• Task objective
Determine the number of lines in the data that include the word "colors", and write only that number.

• Saved data entries
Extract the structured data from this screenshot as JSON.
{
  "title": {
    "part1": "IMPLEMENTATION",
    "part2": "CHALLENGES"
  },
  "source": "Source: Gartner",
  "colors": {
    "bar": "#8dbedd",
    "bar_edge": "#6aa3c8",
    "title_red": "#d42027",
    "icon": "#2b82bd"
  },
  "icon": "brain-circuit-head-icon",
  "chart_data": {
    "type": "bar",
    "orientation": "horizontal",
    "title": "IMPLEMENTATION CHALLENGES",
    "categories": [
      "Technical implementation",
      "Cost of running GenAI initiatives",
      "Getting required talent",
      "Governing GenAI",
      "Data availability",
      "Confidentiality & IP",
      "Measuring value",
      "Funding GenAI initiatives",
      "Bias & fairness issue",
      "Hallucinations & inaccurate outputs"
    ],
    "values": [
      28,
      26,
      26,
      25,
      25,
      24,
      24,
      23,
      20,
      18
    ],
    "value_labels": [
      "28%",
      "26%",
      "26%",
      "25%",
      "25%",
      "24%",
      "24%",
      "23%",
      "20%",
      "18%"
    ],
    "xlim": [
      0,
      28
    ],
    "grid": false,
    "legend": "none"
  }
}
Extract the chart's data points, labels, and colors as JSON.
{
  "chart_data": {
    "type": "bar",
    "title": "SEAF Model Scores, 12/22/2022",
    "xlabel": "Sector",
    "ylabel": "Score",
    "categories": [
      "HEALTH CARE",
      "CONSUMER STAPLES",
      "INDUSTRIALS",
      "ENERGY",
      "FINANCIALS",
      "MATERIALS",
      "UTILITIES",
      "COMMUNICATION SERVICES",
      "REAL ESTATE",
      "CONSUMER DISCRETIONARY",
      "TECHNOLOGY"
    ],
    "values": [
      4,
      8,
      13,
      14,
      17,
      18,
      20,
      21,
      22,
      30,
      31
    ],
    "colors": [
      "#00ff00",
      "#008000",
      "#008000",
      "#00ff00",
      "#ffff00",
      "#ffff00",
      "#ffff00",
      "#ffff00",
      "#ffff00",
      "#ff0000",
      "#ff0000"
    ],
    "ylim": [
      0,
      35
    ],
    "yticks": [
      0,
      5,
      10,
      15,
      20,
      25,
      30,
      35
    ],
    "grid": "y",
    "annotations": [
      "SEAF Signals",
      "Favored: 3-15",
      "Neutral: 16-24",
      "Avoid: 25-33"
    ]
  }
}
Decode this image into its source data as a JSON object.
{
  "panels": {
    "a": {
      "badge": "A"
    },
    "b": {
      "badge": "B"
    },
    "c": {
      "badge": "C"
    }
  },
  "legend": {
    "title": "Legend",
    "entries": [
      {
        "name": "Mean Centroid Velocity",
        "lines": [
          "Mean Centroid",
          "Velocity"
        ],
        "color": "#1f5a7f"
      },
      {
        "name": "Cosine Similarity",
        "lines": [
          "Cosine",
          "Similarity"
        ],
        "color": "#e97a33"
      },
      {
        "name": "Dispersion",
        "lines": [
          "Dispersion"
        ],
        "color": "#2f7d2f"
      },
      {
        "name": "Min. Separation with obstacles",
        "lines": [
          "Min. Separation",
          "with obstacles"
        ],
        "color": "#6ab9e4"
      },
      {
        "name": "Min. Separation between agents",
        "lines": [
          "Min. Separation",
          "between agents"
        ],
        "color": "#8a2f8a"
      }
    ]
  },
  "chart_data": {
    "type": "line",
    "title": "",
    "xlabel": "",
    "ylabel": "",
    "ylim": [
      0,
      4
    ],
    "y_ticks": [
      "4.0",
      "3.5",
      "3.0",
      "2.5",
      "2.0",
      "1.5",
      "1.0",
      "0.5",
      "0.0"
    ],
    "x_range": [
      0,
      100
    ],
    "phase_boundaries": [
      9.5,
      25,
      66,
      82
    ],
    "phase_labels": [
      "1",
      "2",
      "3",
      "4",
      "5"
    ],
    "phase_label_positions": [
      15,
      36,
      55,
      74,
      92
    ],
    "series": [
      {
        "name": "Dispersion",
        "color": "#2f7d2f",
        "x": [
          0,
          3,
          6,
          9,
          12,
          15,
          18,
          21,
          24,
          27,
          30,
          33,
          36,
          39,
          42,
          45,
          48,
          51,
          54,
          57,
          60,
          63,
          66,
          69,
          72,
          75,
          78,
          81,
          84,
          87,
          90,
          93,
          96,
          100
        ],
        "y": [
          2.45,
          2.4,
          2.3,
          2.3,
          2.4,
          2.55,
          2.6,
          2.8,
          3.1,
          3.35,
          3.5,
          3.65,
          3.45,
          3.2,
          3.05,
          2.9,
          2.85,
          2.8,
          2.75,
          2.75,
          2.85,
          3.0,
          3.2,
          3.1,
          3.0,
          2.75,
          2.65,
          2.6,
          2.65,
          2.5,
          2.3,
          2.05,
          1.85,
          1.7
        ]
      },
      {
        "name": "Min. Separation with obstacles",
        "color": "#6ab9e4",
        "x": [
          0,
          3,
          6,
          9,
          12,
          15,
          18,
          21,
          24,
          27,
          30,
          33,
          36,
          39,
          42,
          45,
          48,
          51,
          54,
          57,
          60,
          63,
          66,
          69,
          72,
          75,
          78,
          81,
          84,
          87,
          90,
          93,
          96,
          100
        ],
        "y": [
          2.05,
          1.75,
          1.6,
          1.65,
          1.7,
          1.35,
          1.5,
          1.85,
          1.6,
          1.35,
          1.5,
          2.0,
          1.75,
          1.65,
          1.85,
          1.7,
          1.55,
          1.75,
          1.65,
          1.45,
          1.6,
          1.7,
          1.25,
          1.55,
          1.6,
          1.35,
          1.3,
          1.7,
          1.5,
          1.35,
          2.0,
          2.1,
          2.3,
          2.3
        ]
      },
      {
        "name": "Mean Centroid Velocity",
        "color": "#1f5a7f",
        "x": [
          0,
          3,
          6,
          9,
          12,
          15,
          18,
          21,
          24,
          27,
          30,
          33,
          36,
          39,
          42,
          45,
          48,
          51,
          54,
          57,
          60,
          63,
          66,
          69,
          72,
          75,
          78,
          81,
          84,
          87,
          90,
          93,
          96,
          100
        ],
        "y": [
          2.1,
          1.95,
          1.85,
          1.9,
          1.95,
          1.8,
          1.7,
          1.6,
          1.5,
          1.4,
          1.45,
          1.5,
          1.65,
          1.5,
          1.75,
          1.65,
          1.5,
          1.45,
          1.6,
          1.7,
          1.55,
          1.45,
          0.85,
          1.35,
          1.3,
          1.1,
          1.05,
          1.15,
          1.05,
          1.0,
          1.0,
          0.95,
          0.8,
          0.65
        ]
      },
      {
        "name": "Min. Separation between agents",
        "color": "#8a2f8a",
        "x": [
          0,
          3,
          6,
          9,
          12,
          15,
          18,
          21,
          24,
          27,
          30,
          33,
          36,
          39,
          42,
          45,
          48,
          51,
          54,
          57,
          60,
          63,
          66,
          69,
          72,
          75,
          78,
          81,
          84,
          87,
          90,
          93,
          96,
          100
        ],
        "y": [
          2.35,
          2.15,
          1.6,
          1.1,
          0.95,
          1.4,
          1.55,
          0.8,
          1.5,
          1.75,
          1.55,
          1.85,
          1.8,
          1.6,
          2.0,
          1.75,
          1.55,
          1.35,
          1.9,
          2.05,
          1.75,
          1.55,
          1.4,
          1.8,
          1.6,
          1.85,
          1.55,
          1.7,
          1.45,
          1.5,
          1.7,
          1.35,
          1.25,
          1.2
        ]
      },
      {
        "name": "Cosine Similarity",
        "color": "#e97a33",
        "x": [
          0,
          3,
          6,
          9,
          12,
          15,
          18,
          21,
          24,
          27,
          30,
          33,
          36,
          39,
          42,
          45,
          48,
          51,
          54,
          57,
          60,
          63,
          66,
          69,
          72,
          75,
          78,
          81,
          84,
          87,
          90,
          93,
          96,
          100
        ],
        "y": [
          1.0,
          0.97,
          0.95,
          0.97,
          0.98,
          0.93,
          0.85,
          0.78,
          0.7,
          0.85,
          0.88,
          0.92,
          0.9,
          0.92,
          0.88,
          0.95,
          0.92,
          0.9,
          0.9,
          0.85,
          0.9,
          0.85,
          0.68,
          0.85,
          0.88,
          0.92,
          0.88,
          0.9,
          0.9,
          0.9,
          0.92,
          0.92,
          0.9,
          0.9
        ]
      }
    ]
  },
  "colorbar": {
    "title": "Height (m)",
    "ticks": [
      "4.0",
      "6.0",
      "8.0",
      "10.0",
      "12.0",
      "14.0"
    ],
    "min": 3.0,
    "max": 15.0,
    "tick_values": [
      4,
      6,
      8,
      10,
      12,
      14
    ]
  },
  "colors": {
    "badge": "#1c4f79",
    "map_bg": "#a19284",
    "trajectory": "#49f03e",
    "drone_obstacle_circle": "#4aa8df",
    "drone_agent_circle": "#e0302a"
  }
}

• Complete response
4